TASK REQUIREMENTS: Make an exact copy of the entries, and keep any pictures out of it.

INPUT RECORDS:
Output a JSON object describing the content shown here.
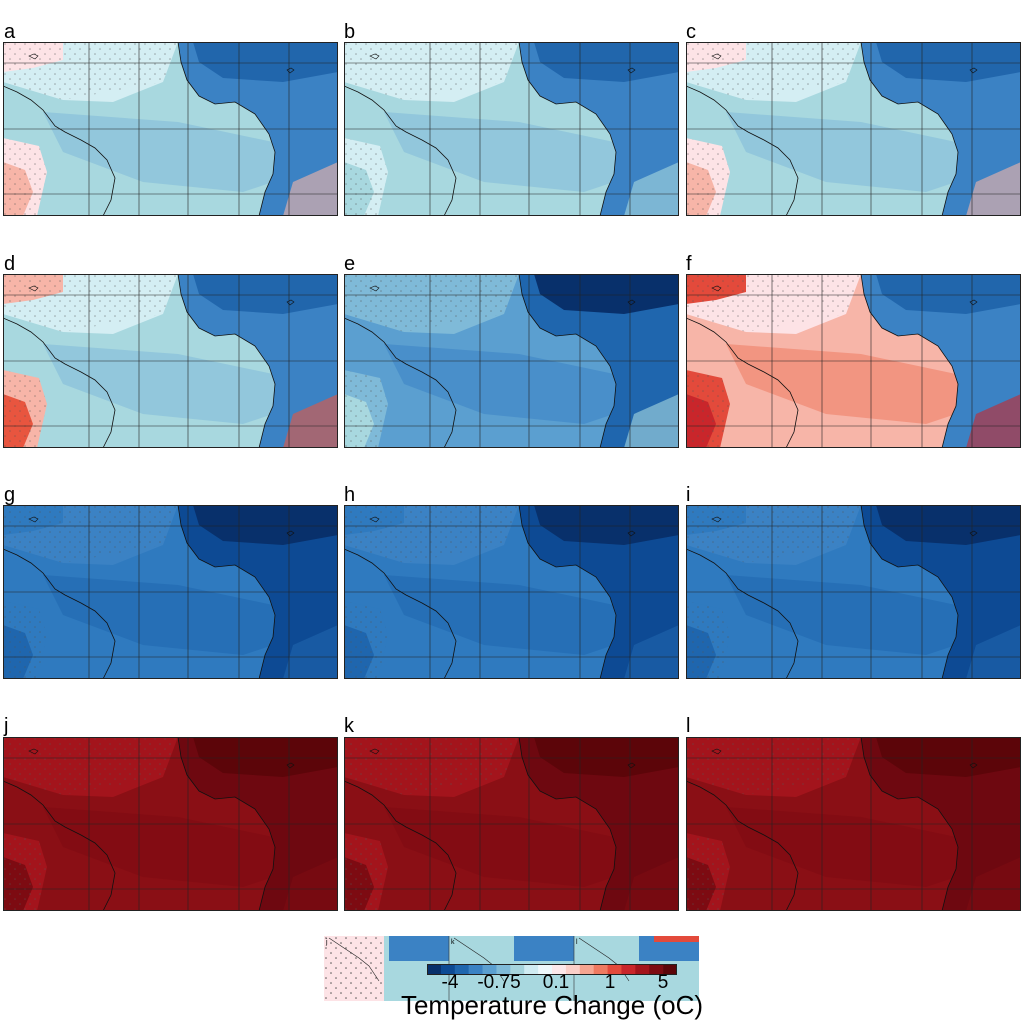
{
  "figure": {
    "panels": [
      {
        "label": "a",
        "style": "mixed"
      },
      {
        "label": "b",
        "style": "cool"
      },
      {
        "label": "c",
        "style": "mixed"
      },
      {
        "label": "d",
        "style": "warmcoast"
      },
      {
        "label": "e",
        "style": "cooler"
      },
      {
        "label": "f",
        "style": "warm"
      },
      {
        "label": "g",
        "style": "blue"
      },
      {
        "label": "h",
        "style": "blue"
      },
      {
        "label": "i",
        "style": "blue"
      },
      {
        "label": "j",
        "style": "red"
      },
      {
        "label": "k",
        "style": "red"
      },
      {
        "label": "l",
        "style": "red"
      }
    ],
    "inset_labels": [
      "j",
      "k",
      "l"
    ],
    "colorbar": {
      "title": "Temperature Change (oC)",
      "ticks": [
        "-4",
        "-0.75",
        "0.1",
        "1",
        "5"
      ],
      "colors": [
        "#08306b",
        "#0d4a94",
        "#1f66ae",
        "#3b82c4",
        "#5b9fd0",
        "#7fbad8",
        "#a6d4dc",
        "#d0ecf2",
        "#eef8fb",
        "#fde8ea",
        "#fbcfc8",
        "#f5a591",
        "#ee7a61",
        "#e34a3b",
        "#c9262b",
        "#a3141c",
        "#7d0b12",
        "#5c0509"
      ]
    },
    "palette": {
      "mixed": {
        "base": "#a8d8df",
        "light": "#d4eef3",
        "mid": "#7fbad8",
        "dark": "#3b82c4",
        "darker": "#2166ac",
        "warm": "#fde3e6",
        "warm2": "#f7b5a8"
      },
      "cool": {
        "base": "#a8d8df",
        "light": "#d4eef3",
        "mid": "#7fbad8",
        "dark": "#3b82c4",
        "darker": "#2166ac",
        "warm": "#d4eef3",
        "warm2": "#a8d8df"
      },
      "warmcoast": {
        "base": "#a8d8df",
        "light": "#d4eef3",
        "mid": "#7fbad8",
        "dark": "#3b82c4",
        "darker": "#2166ac",
        "warm": "#f7b5a8",
        "warm2": "#e8553f"
      },
      "cooler": {
        "base": "#5b9fd0",
        "light": "#7fbad8",
        "mid": "#3b82c4",
        "dark": "#1f66ae",
        "darker": "#08306b",
        "warm": "#7fbad8",
        "warm2": "#a8d8df"
      },
      "warm": {
        "base": "#f7b5a8",
        "light": "#fde3e6",
        "mid": "#ee7a61",
        "dark": "#3b82c4",
        "darker": "#2166ac",
        "warm": "#e34a3b",
        "warm2": "#c9262b"
      },
      "blue": {
        "base": "#2f7abf",
        "light": "#3b82c4",
        "mid": "#1f66ae",
        "dark": "#0d4a94",
        "darker": "#08306b",
        "warm": "#2f7abf",
        "warm2": "#1f66ae"
      },
      "red": {
        "base": "#8a0f15",
        "light": "#a3141c",
        "mid": "#7d0b12",
        "dark": "#6e0810",
        "darker": "#5c0509",
        "warm": "#a3141c",
        "warm2": "#7d0b12"
      }
    }
  }
}
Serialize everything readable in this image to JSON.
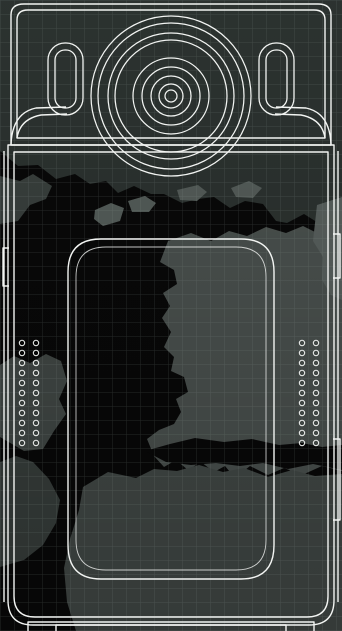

EXPECTED ANSWER:
Output a JSON object describing the content shown here.
{
  "figure": {
    "panels": [
      {
        "label": "a",
        "style": "mixed"
      },
      {
        "label": "b",
        "style": "cool"
      },
      {
        "label": "c",
        "style": "mixed"
      },
      {
        "label": "d",
        "style": "warmcoast"
      },
      {
        "label": "e",
        "style": "cooler"
      },
      {
        "label": "f",
        "style": "warm"
      },
      {
        "label": "g",
        "style": "blue"
      },
      {
        "label": "h",
        "style": "blue"
      },
      {
        "label": "i",
        "style": "blue"
      },
      {
        "label": "j",
        "style": "red"
      },
      {
        "label": "k",
        "style": "red"
      },
      {
        "label": "l",
        "style": "red"
      }
    ],
    "inset_labels": [
      "j",
      "k",
      "l"
    ],
    "colorbar": {
      "title": "Temperature Change (oC)",
      "ticks": [
        "-4",
        "-0.75",
        "0.1",
        "1",
        "5"
      ],
      "colors": [
        "#08306b",
        "#0d4a94",
        "#1f66ae",
        "#3b82c4",
        "#5b9fd0",
        "#7fbad8",
        "#a6d4dc",
        "#d0ecf2",
        "#eef8fb",
        "#fde8ea",
        "#fbcfc8",
        "#f5a591",
        "#ee7a61",
        "#e34a3b",
        "#c9262b",
        "#a3141c",
        "#7d0b12",
        "#5c0509"
      ]
    },
    "palette": {
      "mixed": {
        "base": "#a8d8df",
        "light": "#d4eef3",
        "mid": "#7fbad8",
        "dark": "#3b82c4",
        "darker": "#2166ac",
        "warm": "#fde3e6",
        "warm2": "#f7b5a8"
      },
      "cool": {
        "base": "#a8d8df",
        "light": "#d4eef3",
        "mid": "#7fbad8",
        "dark": "#3b82c4",
        "darker": "#2166ac",
        "warm": "#d4eef3",
        "warm2": "#a8d8df"
      },
      "warmcoast": {
        "base": "#a8d8df",
        "light": "#d4eef3",
        "mid": "#7fbad8",
        "dark": "#3b82c4",
        "darker": "#2166ac",
        "warm": "#f7b5a8",
        "warm2": "#e8553f"
      },
      "cooler": {
        "base": "#5b9fd0",
        "light": "#7fbad8",
        "mid": "#3b82c4",
        "dark": "#1f66ae",
        "darker": "#08306b",
        "warm": "#7fbad8",
        "warm2": "#a8d8df"
      },
      "warm": {
        "base": "#f7b5a8",
        "light": "#fde3e6",
        "mid": "#ee7a61",
        "dark": "#3b82c4",
        "darker": "#2166ac",
        "warm": "#e34a3b",
        "warm2": "#c9262b"
      },
      "blue": {
        "base": "#2f7abf",
        "light": "#3b82c4",
        "mid": "#1f66ae",
        "dark": "#0d4a94",
        "darker": "#08306b",
        "warm": "#2f7abf",
        "warm2": "#1f66ae"
      },
      "red": {
        "base": "#8a0f15",
        "light": "#a3141c",
        "mid": "#7d0b12",
        "dark": "#6e0810",
        "darker": "#5c0509",
        "warm": "#a3141c",
        "warm2": "#7d0b12"
      }
    }
  }
}
Serialize everything readable in this image to JSON.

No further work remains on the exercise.